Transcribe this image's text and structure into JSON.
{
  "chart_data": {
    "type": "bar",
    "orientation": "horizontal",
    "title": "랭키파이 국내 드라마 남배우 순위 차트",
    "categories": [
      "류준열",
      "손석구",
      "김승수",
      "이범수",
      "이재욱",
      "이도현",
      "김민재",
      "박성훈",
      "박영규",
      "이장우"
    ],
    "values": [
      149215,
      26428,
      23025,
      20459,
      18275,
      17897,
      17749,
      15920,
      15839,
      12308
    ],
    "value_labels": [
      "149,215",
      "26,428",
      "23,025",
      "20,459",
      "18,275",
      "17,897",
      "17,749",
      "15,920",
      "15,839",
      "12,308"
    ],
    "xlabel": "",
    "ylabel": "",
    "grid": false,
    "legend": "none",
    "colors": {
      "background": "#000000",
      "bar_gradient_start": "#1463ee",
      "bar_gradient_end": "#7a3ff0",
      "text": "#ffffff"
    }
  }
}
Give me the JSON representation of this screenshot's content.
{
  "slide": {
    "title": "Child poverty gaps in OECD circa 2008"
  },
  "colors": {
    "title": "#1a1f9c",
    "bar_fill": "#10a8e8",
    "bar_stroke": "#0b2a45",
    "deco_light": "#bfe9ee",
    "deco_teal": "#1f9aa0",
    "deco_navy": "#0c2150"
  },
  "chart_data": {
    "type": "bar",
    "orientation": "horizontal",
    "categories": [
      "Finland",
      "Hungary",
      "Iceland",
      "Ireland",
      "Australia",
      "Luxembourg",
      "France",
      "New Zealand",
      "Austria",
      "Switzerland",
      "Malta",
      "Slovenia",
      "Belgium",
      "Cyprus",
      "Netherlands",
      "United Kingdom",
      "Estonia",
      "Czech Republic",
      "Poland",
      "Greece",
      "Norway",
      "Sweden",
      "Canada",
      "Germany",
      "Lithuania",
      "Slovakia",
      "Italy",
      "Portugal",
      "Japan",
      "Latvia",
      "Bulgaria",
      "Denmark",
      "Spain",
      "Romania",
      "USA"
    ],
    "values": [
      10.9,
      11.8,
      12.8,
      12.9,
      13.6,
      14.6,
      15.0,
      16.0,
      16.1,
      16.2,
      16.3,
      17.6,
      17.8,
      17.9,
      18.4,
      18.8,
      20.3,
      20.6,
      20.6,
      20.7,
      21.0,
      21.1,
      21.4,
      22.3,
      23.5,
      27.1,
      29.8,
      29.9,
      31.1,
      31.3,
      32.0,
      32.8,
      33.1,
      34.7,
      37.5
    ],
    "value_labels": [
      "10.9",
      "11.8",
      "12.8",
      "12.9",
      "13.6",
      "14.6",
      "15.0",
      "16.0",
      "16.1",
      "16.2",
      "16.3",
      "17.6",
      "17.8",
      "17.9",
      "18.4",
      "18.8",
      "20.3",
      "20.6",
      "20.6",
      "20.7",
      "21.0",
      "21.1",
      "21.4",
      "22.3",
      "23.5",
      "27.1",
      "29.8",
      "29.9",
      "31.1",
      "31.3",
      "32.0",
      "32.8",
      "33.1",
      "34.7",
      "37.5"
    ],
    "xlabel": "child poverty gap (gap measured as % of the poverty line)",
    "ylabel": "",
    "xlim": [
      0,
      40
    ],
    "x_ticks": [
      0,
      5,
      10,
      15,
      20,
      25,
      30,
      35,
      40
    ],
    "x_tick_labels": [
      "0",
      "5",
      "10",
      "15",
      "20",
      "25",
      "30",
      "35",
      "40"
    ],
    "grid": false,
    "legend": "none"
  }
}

◆ WHAT THE TASK REQUIRES
Pull out every line of the records above that contains the word "xlabel".

◆ TASK OUTPUT
    "xlabel": "",
    "xlabel": "child poverty gap (gap measured as % of the poverty line)",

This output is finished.